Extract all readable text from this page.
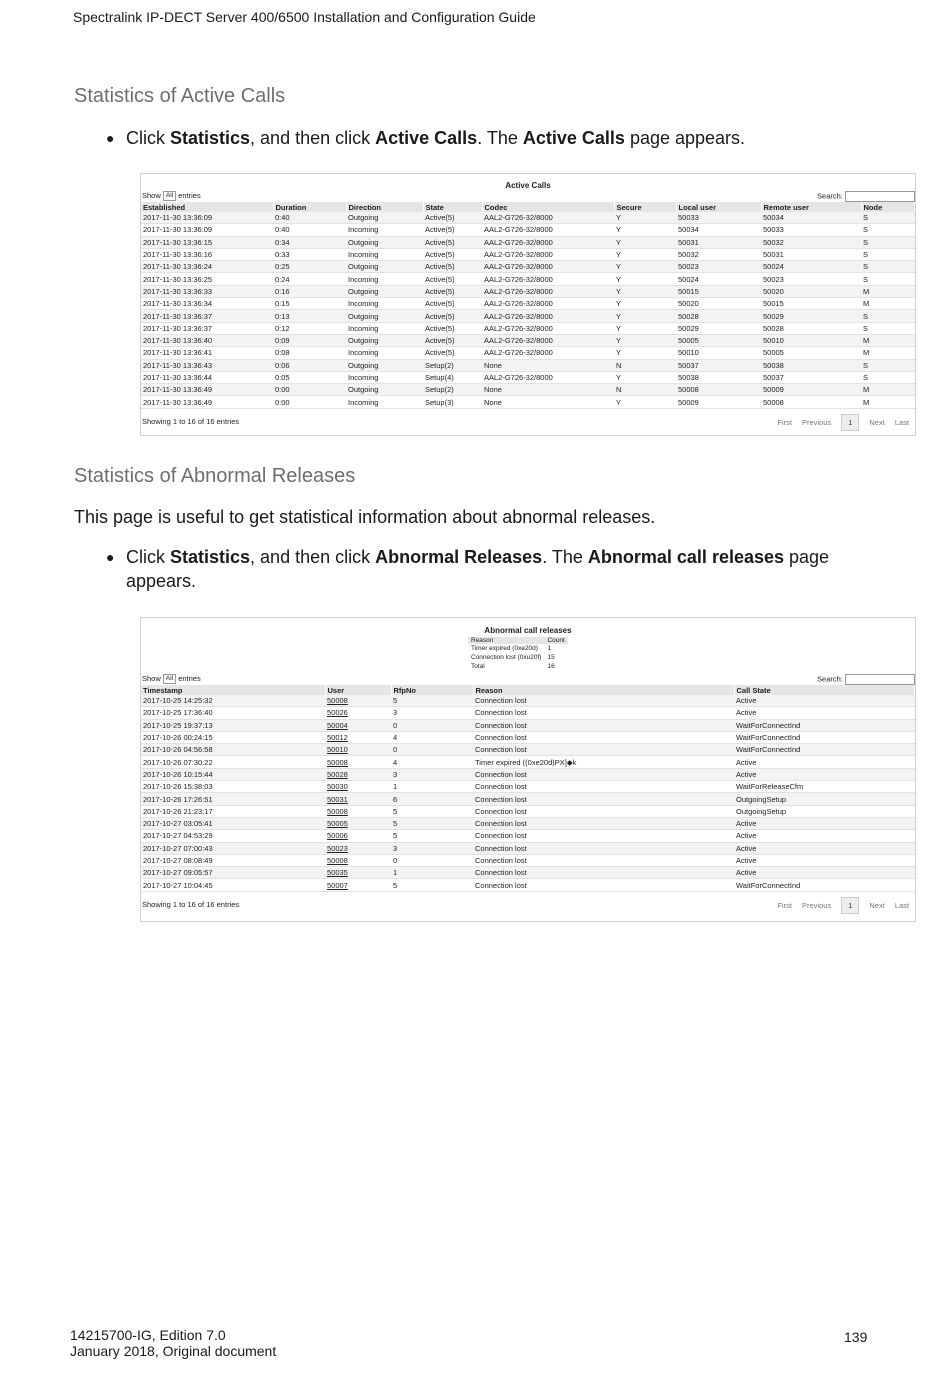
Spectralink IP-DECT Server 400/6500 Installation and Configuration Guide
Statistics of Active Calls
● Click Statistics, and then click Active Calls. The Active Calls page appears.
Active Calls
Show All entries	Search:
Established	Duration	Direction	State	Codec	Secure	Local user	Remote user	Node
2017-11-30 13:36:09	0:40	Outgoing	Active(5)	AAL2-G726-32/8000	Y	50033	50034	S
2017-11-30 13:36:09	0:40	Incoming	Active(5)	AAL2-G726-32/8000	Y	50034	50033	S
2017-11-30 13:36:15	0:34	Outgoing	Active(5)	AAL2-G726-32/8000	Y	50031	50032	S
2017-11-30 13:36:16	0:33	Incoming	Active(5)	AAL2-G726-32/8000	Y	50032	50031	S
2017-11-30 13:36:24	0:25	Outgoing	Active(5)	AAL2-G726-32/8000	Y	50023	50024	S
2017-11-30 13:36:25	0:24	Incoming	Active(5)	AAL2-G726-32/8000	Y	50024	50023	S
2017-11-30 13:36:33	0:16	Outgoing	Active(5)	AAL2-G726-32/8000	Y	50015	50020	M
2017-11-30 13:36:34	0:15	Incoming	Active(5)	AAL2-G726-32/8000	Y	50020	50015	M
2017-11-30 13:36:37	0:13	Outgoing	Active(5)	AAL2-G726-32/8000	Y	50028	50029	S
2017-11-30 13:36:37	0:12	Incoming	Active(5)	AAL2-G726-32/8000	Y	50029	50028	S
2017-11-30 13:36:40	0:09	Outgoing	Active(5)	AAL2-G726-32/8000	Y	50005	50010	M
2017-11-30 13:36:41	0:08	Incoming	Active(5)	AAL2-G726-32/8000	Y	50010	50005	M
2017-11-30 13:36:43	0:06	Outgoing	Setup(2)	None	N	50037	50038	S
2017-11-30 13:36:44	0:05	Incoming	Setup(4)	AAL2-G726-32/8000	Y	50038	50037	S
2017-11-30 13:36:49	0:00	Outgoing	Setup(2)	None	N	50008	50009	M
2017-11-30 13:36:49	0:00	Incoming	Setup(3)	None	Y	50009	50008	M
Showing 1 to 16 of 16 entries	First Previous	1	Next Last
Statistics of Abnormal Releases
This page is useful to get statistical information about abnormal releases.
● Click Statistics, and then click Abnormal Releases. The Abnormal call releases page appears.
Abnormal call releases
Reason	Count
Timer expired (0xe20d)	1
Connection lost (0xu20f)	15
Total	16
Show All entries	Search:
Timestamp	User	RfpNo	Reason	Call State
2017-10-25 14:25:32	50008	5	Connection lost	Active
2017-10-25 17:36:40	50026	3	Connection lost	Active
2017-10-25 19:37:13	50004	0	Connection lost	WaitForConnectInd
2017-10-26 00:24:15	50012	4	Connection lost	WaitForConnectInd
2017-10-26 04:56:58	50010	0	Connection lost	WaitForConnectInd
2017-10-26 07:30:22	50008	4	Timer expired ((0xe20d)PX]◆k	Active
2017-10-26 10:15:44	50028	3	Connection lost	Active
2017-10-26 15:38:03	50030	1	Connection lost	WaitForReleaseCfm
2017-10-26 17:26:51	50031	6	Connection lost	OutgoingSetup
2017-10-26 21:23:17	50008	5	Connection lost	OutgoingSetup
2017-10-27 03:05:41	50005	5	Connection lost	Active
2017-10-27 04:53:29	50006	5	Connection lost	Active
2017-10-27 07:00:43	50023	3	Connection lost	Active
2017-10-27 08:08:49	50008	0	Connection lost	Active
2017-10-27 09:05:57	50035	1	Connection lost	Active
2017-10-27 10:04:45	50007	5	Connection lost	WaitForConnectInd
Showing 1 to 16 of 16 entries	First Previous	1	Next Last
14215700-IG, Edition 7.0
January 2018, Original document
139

---

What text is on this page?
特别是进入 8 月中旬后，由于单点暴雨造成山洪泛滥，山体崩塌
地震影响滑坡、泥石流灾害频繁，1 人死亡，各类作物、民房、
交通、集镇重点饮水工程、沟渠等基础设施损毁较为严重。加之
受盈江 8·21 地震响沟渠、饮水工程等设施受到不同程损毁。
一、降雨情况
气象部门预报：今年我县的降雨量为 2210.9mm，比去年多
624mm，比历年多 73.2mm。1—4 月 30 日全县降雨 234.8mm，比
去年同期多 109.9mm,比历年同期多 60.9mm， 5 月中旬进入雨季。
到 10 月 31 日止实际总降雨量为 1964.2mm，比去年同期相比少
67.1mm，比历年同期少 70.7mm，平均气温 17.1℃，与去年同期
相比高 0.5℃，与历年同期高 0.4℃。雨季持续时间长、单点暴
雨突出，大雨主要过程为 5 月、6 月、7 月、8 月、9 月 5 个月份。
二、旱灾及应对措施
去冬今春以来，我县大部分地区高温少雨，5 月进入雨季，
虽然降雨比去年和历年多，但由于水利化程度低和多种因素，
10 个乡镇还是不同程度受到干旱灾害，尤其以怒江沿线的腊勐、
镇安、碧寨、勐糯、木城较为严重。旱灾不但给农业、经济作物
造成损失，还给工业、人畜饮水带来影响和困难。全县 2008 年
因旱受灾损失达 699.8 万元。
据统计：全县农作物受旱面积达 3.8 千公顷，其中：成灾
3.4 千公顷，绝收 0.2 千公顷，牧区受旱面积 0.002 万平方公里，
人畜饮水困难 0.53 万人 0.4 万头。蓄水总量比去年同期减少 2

---

_DESCRIPTION OF THE TASK_. Search the records above for "text". Copy each line where it is found.

_TASK SOLUTION_.
Extract all readable text from this page.
What text is on this page?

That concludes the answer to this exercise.